WRITTEN REQUEST> Write out each line from the data below that includes the word "taskbar".

Extracted data entries>
- - -
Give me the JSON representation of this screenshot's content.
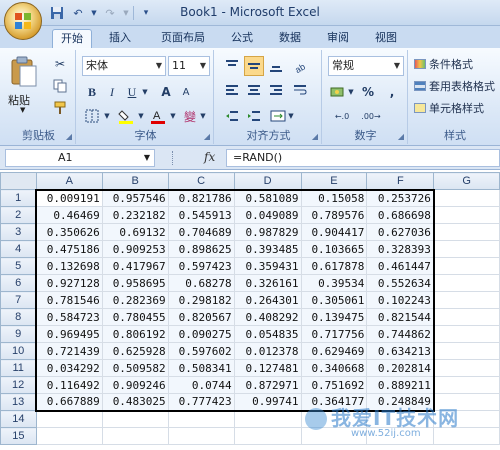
{
  "window": {
    "title": "Book1 - Microsoft Excel"
  },
  "ribbon_tabs": [
    "开始",
    "插入",
    "页面布局",
    "公式",
    "数据",
    "审阅",
    "视图"
  ],
  "active_tab": "开始",
  "groups": {
    "clipboard": {
      "label": "剪贴板",
      "paste_label": "粘贴"
    },
    "font": {
      "label": "字体",
      "font_name": "宋体",
      "font_size": "11",
      "bold": "B",
      "italic": "I",
      "underline": "U",
      "grow": "A",
      "shrink": "A",
      "phonetic": "變"
    },
    "alignment": {
      "label": "对齐方式"
    },
    "number": {
      "label": "数字",
      "format": "常规"
    },
    "styles": {
      "label": "样式",
      "conditional": "条件格式",
      "table": "套用表格格式",
      "cell": "单元格样式"
    }
  },
  "formula_bar": {
    "name_box": "A1",
    "fx": "fx",
    "formula": "=RAND()"
  },
  "sheet": {
    "columns": [
      "A",
      "B",
      "C",
      "D",
      "E",
      "F",
      "G"
    ],
    "rows": [
      {
        "n": "1",
        "cells": [
          "0.009191",
          "0.957546",
          "0.821786",
          "0.581089",
          "0.15058",
          "0.253726"
        ]
      },
      {
        "n": "2",
        "cells": [
          "0.46469",
          "0.232182",
          "0.545913",
          "0.049089",
          "0.789576",
          "0.686698"
        ]
      },
      {
        "n": "3",
        "cells": [
          "0.350626",
          "0.69132",
          "0.704689",
          "0.987829",
          "0.904417",
          "0.627036"
        ]
      },
      {
        "n": "4",
        "cells": [
          "0.475186",
          "0.909253",
          "0.898625",
          "0.393485",
          "0.103665",
          "0.328393"
        ]
      },
      {
        "n": "5",
        "cells": [
          "0.132698",
          "0.417967",
          "0.597423",
          "0.359431",
          "0.617878",
          "0.461447"
        ]
      },
      {
        "n": "6",
        "cells": [
          "0.927128",
          "0.958695",
          "0.68278",
          "0.326161",
          "0.39534",
          "0.552634"
        ]
      },
      {
        "n": "7",
        "cells": [
          "0.781546",
          "0.282369",
          "0.298182",
          "0.264301",
          "0.305061",
          "0.102243"
        ]
      },
      {
        "n": "8",
        "cells": [
          "0.584723",
          "0.780455",
          "0.820567",
          "0.408292",
          "0.139475",
          "0.821544"
        ]
      },
      {
        "n": "9",
        "cells": [
          "0.969495",
          "0.806192",
          "0.090275",
          "0.054835",
          "0.717756",
          "0.744862"
        ]
      },
      {
        "n": "10",
        "cells": [
          "0.721439",
          "0.625928",
          "0.597602",
          "0.012378",
          "0.629469",
          "0.634213"
        ]
      },
      {
        "n": "11",
        "cells": [
          "0.034292",
          "0.509582",
          "0.508341",
          "0.127481",
          "0.340668",
          "0.202814"
        ]
      },
      {
        "n": "12",
        "cells": [
          "0.116492",
          "0.909246",
          "0.0744",
          "0.872971",
          "0.751692",
          "0.889211"
        ]
      },
      {
        "n": "13",
        "cells": [
          "0.667889",
          "0.483025",
          "0.777423",
          "0.99741",
          "0.364177",
          "0.248849"
        ]
      },
      {
        "n": "14",
        "cells": [
          "",
          "",
          "",
          "",
          "",
          ""
        ]
      },
      {
        "n": "15",
        "cells": [
          "",
          "",
          "",
          "",
          "",
          ""
        ]
      }
    ]
  },
  "watermark": {
    "main": "我爱IT技术网",
    "sub": "www.52ij.com"
  },
  "colors": {
    "ribbon_bg": "#dde9f7",
    "selection_border": "#000000",
    "selection_fill": "#f2f7fd",
    "header_bg": "#dbe5f2"
  }
}
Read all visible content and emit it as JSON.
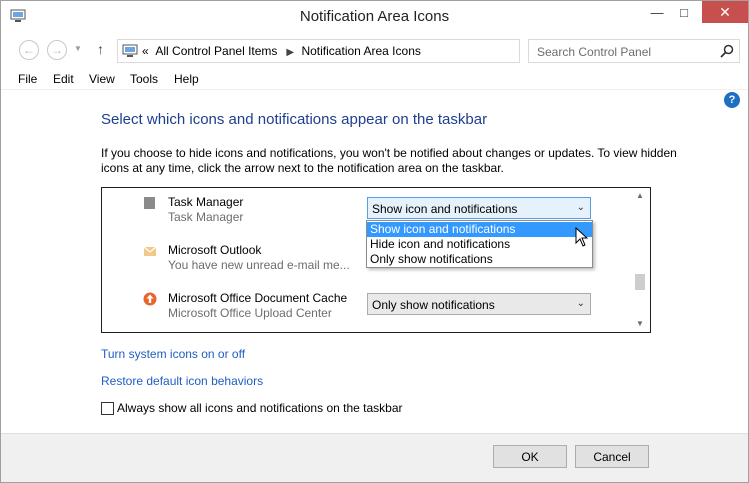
{
  "window": {
    "title": "Notification Area Icons"
  },
  "address_bar": {
    "prefix": "«",
    "crumbs": [
      "All Control Panel Items",
      "Notification Area Icons"
    ],
    "search_placeholder": "Search Control Panel"
  },
  "menu": [
    "File",
    "Edit",
    "View",
    "Tools",
    "Help"
  ],
  "content": {
    "heading": "Select which icons and notifications appear on the taskbar",
    "description": "If you choose to hide icons and notifications, you won't be notified about changes or updates. To view hidden icons at any time, click the arrow next to the notification area on the taskbar.",
    "rows": [
      {
        "name": "Task Manager",
        "desc": "Task Manager",
        "behavior": "Show icon and notifications",
        "icon": "task-manager-icon"
      },
      {
        "name": "Microsoft Outlook",
        "desc": "You have new unread e-mail me...",
        "behavior": "",
        "icon": "envelope-icon"
      },
      {
        "name": "Microsoft Office Document Cache",
        "desc": "Microsoft Office Upload Center",
        "behavior": "Only show notifications",
        "icon": "upload-arrow-icon"
      }
    ],
    "dropdown_options": [
      "Show icon and notifications",
      "Hide icon and notifications",
      "Only show notifications"
    ],
    "dropdown_selected_index": 0,
    "link_system_icons": "Turn system icons on or off",
    "link_restore": "Restore default icon behaviors",
    "always_show_label": "Always show all icons and notifications on the taskbar",
    "always_show_checked": false
  },
  "buttons": {
    "ok": "OK",
    "cancel": "Cancel"
  },
  "colors": {
    "heading": "#1e3f8f",
    "link": "#1e5fc1",
    "selection": "#3399ff",
    "close_button": "#c7504e"
  }
}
- - -
SOLVED EXERCISE>
    "heading": "Select which icons and notifications appear on the taskbar",
    "description": "If you choose to hide icons and notifications, you won't be notified about changes or updates. To view hidden icons at any time, click the arrow next to the notification area on the taskbar.",
    "always_show_label": "Always show all icons and notifications on the taskbar",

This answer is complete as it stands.